## The task
The entries below are to be written out again without alteration.

## Records that describe figures
## Start
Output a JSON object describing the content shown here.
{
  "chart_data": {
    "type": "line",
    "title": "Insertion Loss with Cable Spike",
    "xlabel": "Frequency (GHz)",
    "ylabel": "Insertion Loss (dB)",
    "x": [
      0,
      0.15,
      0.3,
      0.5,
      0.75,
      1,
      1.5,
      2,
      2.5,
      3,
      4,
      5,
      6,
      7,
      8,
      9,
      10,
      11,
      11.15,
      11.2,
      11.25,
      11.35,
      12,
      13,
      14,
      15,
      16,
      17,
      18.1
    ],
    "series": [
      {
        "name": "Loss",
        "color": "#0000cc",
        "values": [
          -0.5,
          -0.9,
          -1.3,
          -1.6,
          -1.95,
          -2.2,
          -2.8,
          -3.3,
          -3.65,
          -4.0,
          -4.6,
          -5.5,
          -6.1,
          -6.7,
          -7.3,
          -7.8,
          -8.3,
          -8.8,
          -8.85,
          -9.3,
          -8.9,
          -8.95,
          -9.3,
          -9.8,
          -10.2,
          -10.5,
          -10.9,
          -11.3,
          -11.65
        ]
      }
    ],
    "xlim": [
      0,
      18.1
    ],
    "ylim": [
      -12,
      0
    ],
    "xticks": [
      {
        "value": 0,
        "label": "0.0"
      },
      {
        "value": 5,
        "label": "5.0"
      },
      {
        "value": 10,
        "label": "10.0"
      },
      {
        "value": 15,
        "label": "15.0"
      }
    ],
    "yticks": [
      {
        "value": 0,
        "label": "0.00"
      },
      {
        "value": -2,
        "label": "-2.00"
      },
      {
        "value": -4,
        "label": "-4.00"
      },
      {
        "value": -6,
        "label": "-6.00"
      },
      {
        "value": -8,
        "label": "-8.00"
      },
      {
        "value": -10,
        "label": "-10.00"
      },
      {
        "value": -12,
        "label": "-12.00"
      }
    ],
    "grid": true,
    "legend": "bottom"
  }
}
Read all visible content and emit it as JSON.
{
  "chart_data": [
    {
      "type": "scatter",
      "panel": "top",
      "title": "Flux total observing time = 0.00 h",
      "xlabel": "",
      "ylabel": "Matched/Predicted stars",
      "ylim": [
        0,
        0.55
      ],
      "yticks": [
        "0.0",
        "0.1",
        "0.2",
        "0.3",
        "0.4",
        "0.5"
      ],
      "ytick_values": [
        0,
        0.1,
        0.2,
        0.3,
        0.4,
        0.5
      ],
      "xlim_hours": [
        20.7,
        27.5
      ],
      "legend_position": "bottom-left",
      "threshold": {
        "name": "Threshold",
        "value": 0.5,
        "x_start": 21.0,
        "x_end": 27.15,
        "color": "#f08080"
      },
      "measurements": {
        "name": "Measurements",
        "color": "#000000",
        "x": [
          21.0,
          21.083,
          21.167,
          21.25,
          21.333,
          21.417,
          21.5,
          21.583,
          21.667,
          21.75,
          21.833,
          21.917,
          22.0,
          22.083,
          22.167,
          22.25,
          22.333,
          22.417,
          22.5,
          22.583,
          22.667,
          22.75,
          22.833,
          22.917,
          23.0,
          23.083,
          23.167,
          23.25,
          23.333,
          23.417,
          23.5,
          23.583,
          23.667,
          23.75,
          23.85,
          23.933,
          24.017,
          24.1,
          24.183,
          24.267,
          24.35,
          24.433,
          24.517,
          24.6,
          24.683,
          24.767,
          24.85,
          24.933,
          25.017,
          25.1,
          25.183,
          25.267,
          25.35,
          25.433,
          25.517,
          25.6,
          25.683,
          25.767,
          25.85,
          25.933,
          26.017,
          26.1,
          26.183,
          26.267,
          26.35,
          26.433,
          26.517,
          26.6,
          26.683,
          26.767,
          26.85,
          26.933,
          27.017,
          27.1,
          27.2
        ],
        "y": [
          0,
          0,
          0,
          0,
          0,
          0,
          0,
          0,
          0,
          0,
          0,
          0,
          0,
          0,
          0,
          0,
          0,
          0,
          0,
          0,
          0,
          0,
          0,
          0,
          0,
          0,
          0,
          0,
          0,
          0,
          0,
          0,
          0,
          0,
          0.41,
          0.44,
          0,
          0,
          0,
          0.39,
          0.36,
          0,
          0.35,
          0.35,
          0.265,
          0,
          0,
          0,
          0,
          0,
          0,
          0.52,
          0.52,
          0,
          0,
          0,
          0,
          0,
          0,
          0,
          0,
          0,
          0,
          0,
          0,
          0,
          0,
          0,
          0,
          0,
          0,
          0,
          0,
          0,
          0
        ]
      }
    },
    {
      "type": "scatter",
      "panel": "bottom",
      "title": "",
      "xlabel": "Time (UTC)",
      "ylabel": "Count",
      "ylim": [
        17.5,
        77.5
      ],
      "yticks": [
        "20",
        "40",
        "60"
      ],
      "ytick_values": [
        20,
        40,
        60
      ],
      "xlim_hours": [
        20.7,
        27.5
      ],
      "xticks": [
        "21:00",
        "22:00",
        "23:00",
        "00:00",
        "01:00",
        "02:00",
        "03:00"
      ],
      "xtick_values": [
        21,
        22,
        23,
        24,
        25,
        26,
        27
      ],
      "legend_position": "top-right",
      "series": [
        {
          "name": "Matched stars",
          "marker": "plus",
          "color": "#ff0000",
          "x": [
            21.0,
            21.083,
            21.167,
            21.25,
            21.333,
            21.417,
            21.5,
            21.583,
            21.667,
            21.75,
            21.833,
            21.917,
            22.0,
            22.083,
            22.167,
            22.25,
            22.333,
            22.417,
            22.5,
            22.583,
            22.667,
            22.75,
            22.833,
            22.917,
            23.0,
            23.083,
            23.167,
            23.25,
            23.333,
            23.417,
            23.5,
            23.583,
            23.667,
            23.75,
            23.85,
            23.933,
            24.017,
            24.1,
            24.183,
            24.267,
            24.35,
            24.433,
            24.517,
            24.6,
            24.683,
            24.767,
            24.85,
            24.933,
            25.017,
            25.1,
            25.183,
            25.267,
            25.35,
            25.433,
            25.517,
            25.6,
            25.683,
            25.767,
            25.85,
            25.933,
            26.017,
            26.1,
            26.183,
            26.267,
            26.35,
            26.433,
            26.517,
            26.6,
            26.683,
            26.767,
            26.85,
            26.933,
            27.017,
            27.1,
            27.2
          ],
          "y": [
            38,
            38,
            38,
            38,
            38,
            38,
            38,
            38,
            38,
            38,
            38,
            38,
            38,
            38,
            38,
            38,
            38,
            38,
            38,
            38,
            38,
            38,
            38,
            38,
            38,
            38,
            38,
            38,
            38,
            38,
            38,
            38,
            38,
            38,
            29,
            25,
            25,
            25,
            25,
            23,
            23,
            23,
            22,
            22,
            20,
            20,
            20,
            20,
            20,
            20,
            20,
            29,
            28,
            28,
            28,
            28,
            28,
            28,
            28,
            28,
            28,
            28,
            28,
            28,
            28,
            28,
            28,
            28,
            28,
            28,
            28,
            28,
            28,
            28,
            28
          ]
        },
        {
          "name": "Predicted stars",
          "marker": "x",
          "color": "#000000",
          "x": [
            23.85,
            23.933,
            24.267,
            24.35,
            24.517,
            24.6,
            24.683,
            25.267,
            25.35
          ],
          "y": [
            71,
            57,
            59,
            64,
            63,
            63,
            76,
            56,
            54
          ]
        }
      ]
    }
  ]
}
## End
## Answer for the task
Output a JSON object describing the content shown here.
{
  "chart_data": {
    "type": "line",
    "title": "Insertion Loss with Cable Spike",
    "xlabel": "Frequency (GHz)",
    "ylabel": "Insertion Loss (dB)",
    "x": [
      0,
      0.15,
      0.3,
      0.5,
      0.75,
      1,
      1.5,
      2,
      2.5,
      3,
      4,
      5,
      6,
      7,
      8,
      9,
      10,
      11,
      11.15,
      11.2,
      11.25,
      11.35,
      12,
      13,
      14,
      15,
      16,
      17,
      18.1
    ],
    "series": [
      {
        "name": "Loss",
        "color": "#0000cc",
        "values": [
          -0.5,
          -0.9,
          -1.3,
          -1.6,
          -1.95,
          -2.2,
          -2.8,
          -3.3,
          -3.65,
          -4.0,
          -4.6,
          -5.5,
          -6.1,
          -6.7,
          -7.3,
          -7.8,
          -8.3,
          -8.8,
          -8.85,
          -9.3,
          -8.9,
          -8.95,
          -9.3,
          -9.8,
          -10.2,
          -10.5,
          -10.9,
          -11.3,
          -11.65
        ]
      }
    ],
    "xlim": [
      0,
      18.1
    ],
    "ylim": [
      -12,
      0
    ],
    "xticks": [
      {
        "value": 0,
        "label": "0.0"
      },
      {
        "value": 5,
        "label": "5.0"
      },
      {
        "value": 10,
        "label": "10.0"
      },
      {
        "value": 15,
        "label": "15.0"
      }
    ],
    "yticks": [
      {
        "value": 0,
        "label": "0.00"
      },
      {
        "value": -2,
        "label": "-2.00"
      },
      {
        "value": -4,
        "label": "-4.00"
      },
      {
        "value": -6,
        "label": "-6.00"
      },
      {
        "value": -8,
        "label": "-8.00"
      },
      {
        "value": -10,
        "label": "-10.00"
      },
      {
        "value": -12,
        "label": "-12.00"
      }
    ],
    "grid": true,
    "legend": "bottom"
  }
}
Read all visible content and emit it as JSON.
{
  "chart_data": [
    {
      "type": "scatter",
      "panel": "top",
      "title": "Flux total observing time = 0.00 h",
      "xlabel": "",
      "ylabel": "Matched/Predicted stars",
      "ylim": [
        0,
        0.55
      ],
      "yticks": [
        "0.0",
        "0.1",
        "0.2",
        "0.3",
        "0.4",
        "0.5"
      ],
      "ytick_values": [
        0,
        0.1,
        0.2,
        0.3,
        0.4,
        0.5
      ],
      "xlim_hours": [
        20.7,
        27.5
      ],
      "legend_position": "bottom-left",
      "threshold": {
        "name": "Threshold",
        "value": 0.5,
        "x_start": 21.0,
        "x_end": 27.15,
        "color": "#f08080"
      },
      "measurements": {
        "name": "Measurements",
        "color": "#000000",
        "x": [
          21.0,
          21.083,
          21.167,
          21.25,
          21.333,
          21.417,
          21.5,
          21.583,
          21.667,
          21.75,
          21.833,
          21.917,
          22.0,
          22.083,
          22.167,
          22.25,
          22.333,
          22.417,
          22.5,
          22.583,
          22.667,
          22.75,
          22.833,
          22.917,
          23.0,
          23.083,
          23.167,
          23.25,
          23.333,
          23.417,
          23.5,
          23.583,
          23.667,
          23.75,
          23.85,
          23.933,
          24.017,
          24.1,
          24.183,
          24.267,
          24.35,
          24.433,
          24.517,
          24.6,
          24.683,
          24.767,
          24.85,
          24.933,
          25.017,
          25.1,
          25.183,
          25.267,
          25.35,
          25.433,
          25.517,
          25.6,
          25.683,
          25.767,
          25.85,
          25.933,
          26.017,
          26.1,
          26.183,
          26.267,
          26.35,
          26.433,
          26.517,
          26.6,
          26.683,
          26.767,
          26.85,
          26.933,
          27.017,
          27.1,
          27.2
        ],
        "y": [
          0,
          0,
          0,
          0,
          0,
          0,
          0,
          0,
          0,
          0,
          0,
          0,
          0,
          0,
          0,
          0,
          0,
          0,
          0,
          0,
          0,
          0,
          0,
          0,
          0,
          0,
          0,
          0,
          0,
          0,
          0,
          0,
          0,
          0,
          0.41,
          0.44,
          0,
          0,
          0,
          0.39,
          0.36,
          0,
          0.35,
          0.35,
          0.265,
          0,
          0,
          0,
          0,
          0,
          0,
          0.52,
          0.52,
          0,
          0,
          0,
          0,
          0,
          0,
          0,
          0,
          0,
          0,
          0,
          0,
          0,
          0,
          0,
          0,
          0,
          0,
          0,
          0,
          0,
          0
        ]
      }
    },
    {
      "type": "scatter",
      "panel": "bottom",
      "title": "",
      "xlabel": "Time (UTC)",
      "ylabel": "Count",
      "ylim": [
        17.5,
        77.5
      ],
      "yticks": [
        "20",
        "40",
        "60"
      ],
      "ytick_values": [
        20,
        40,
        60
      ],
      "xlim_hours": [
        20.7,
        27.5
      ],
      "xticks": [
        "21:00",
        "22:00",
        "23:00",
        "00:00",
        "01:00",
        "02:00",
        "03:00"
      ],
      "xtick_values": [
        21,
        22,
        23,
        24,
        25,
        26,
        27
      ],
      "legend_position": "top-right",
      "series": [
        {
          "name": "Matched stars",
          "marker": "plus",
          "color": "#ff0000",
          "x": [
            21.0,
            21.083,
            21.167,
            21.25,
            21.333,
            21.417,
            21.5,
            21.583,
            21.667,
            21.75,
            21.833,
            21.917,
            22.0,
            22.083,
            22.167,
            22.25,
            22.333,
            22.417,
            22.5,
            22.583,
            22.667,
            22.75,
            22.833,
            22.917,
            23.0,
            23.083,
            23.167,
            23.25,
            23.333,
            23.417,
            23.5,
            23.583,
            23.667,
            23.75,
            23.85,
            23.933,
            24.017,
            24.1,
            24.183,
            24.267,
            24.35,
            24.433,
            24.517,
            24.6,
            24.683,
            24.767,
            24.85,
            24.933,
            25.017,
            25.1,
            25.183,
            25.267,
            25.35,
            25.433,
            25.517,
            25.6,
            25.683,
            25.767,
            25.85,
            25.933,
            26.017,
            26.1,
            26.183,
            26.267,
            26.35,
            26.433,
            26.517,
            26.6,
            26.683,
            26.767,
            26.85,
            26.933,
            27.017,
            27.1,
            27.2
          ],
          "y": [
            38,
            38,
            38,
            38,
            38,
            38,
            38,
            38,
            38,
            38,
            38,
            38,
            38,
            38,
            38,
            38,
            38,
            38,
            38,
            38,
            38,
            38,
            38,
            38,
            38,
            38,
            38,
            38,
            38,
            38,
            38,
            38,
            38,
            38,
            29,
            25,
            25,
            25,
            25,
            23,
            23,
            23,
            22,
            22,
            20,
            20,
            20,
            20,
            20,
            20,
            20,
            29,
            28,
            28,
            28,
            28,
            28,
            28,
            28,
            28,
            28,
            28,
            28,
            28,
            28,
            28,
            28,
            28,
            28,
            28,
            28,
            28,
            28,
            28,
            28
          ]
        },
        {
          "name": "Predicted stars",
          "marker": "x",
          "color": "#000000",
          "x": [
            23.85,
            23.933,
            24.267,
            24.35,
            24.517,
            24.6,
            24.683,
            25.267,
            25.35
          ],
          "y": [
            71,
            57,
            59,
            64,
            63,
            63,
            76,
            56,
            54
          ]
        }
      ]
    }
  ]
}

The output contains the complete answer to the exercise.